EXERCISE DETAILS. Repeat each line of the material verbatim, from the first line through the line containing "measurement-cross-icon xyxy=(825,396,834,404)".

EXTRACTED ENTRIES.

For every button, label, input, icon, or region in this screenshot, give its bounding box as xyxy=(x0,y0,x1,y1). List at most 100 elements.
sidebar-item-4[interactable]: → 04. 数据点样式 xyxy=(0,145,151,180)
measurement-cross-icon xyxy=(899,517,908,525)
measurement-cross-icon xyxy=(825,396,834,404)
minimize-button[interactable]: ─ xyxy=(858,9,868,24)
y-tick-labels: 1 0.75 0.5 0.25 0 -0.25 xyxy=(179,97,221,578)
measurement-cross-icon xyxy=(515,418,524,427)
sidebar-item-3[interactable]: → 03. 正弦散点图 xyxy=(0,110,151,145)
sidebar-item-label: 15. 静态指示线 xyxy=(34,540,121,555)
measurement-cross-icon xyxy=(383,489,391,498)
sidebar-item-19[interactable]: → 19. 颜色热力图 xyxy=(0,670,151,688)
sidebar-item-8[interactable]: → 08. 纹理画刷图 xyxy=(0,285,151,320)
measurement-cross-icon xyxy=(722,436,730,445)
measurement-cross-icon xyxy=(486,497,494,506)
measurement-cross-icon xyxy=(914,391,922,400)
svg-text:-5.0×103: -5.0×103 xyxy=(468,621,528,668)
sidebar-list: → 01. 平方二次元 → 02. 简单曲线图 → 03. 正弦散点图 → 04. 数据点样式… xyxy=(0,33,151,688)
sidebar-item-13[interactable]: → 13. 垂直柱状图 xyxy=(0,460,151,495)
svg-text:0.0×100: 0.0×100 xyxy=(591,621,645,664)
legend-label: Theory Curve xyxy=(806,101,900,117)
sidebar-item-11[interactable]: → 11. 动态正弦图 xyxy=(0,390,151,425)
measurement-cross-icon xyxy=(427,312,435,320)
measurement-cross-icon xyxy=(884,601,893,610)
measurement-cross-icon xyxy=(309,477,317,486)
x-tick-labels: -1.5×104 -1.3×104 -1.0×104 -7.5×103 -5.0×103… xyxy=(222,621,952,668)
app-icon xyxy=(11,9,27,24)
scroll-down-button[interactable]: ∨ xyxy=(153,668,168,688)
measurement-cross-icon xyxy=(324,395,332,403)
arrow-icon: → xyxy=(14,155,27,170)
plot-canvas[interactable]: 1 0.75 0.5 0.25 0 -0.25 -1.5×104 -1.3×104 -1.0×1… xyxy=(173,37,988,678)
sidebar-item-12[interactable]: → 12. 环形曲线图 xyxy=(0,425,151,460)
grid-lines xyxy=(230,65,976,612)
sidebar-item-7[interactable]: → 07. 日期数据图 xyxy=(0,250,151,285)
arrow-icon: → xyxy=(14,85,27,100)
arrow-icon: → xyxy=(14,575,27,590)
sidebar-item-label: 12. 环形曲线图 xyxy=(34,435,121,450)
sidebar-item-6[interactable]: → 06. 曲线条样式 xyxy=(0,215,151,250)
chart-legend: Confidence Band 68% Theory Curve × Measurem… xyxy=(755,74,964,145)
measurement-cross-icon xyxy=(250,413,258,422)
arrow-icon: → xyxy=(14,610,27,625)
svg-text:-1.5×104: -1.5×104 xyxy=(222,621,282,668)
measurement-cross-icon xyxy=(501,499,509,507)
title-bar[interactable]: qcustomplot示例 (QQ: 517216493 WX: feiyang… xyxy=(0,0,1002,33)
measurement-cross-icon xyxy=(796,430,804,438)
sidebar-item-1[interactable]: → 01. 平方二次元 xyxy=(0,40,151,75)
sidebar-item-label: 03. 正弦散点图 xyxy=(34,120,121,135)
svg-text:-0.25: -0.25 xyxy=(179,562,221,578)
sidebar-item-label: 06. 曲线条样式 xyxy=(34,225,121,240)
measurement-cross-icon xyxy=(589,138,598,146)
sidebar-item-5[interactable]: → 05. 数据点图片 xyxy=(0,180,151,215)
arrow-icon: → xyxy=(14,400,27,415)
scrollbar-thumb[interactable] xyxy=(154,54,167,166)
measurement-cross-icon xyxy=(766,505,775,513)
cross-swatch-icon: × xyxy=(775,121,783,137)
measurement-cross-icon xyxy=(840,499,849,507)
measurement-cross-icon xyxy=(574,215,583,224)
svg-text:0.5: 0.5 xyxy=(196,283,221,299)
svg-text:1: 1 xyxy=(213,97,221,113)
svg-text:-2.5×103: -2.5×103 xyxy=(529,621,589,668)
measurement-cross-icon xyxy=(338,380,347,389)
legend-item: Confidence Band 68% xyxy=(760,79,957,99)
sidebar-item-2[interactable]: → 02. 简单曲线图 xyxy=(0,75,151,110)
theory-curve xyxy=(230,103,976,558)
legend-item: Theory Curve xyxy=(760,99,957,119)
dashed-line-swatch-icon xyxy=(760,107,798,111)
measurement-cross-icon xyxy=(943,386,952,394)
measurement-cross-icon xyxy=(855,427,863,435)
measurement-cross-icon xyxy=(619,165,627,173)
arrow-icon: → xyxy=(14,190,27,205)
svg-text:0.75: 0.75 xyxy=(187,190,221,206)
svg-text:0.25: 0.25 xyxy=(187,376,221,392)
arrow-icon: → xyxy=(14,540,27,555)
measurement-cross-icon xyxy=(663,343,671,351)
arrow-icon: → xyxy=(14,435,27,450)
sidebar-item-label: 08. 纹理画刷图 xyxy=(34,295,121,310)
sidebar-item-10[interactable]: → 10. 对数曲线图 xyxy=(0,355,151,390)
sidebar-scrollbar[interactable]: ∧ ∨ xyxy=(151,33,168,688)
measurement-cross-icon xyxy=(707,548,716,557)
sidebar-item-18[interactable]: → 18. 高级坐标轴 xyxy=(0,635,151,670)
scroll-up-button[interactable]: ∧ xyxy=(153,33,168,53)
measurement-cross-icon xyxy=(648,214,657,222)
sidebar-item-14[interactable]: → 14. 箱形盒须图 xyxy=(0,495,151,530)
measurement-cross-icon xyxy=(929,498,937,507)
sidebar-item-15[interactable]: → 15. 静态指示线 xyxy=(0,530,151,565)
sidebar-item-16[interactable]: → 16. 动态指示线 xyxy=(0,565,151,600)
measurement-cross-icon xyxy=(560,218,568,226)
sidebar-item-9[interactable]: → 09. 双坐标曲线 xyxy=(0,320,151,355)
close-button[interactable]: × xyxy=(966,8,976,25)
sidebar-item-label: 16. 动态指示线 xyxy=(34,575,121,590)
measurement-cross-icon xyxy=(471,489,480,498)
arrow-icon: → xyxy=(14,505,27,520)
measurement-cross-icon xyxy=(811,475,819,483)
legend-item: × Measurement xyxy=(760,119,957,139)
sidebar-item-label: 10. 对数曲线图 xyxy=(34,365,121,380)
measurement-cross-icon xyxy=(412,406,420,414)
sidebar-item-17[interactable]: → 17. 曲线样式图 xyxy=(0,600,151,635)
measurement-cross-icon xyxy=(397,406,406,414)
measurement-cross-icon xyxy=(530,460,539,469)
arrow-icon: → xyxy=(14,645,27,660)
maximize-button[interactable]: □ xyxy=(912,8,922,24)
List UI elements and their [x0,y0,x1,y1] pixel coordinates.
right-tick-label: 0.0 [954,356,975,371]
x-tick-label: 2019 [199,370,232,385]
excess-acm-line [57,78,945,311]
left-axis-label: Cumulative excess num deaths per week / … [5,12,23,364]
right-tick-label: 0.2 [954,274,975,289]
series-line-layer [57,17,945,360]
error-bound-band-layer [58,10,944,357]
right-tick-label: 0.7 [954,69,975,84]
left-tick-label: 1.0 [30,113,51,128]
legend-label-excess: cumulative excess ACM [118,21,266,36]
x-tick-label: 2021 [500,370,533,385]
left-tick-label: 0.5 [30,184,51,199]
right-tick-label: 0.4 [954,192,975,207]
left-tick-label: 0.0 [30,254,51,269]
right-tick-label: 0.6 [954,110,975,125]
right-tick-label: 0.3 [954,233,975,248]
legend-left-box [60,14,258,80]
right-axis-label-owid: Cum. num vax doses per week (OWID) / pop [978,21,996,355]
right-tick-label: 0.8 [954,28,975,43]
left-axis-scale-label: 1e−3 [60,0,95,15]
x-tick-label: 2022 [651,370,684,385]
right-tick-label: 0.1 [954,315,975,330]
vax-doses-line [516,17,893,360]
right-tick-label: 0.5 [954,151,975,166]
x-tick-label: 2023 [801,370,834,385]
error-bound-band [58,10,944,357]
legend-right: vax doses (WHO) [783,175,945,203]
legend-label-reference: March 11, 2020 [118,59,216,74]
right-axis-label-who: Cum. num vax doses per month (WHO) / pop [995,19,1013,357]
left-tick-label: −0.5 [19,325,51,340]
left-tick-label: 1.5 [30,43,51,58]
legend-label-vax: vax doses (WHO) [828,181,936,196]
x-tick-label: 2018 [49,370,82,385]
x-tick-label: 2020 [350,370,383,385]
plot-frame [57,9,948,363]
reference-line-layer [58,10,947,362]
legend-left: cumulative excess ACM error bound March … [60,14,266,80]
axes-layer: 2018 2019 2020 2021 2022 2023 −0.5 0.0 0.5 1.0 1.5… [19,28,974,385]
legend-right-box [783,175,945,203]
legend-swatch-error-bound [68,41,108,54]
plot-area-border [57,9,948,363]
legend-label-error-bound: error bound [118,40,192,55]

RESPONSE.
For every button, label, input, icon, or region in this screenshot, give its bounding box as xyxy=(x0,y0,x1,y1). List at most 100 elements.
sidebar-item-4[interactable]: → 04. 数据点样式 xyxy=(0,145,151,180)
measurement-cross-icon xyxy=(899,517,908,525)
measurement-cross-icon xyxy=(825,396,834,404)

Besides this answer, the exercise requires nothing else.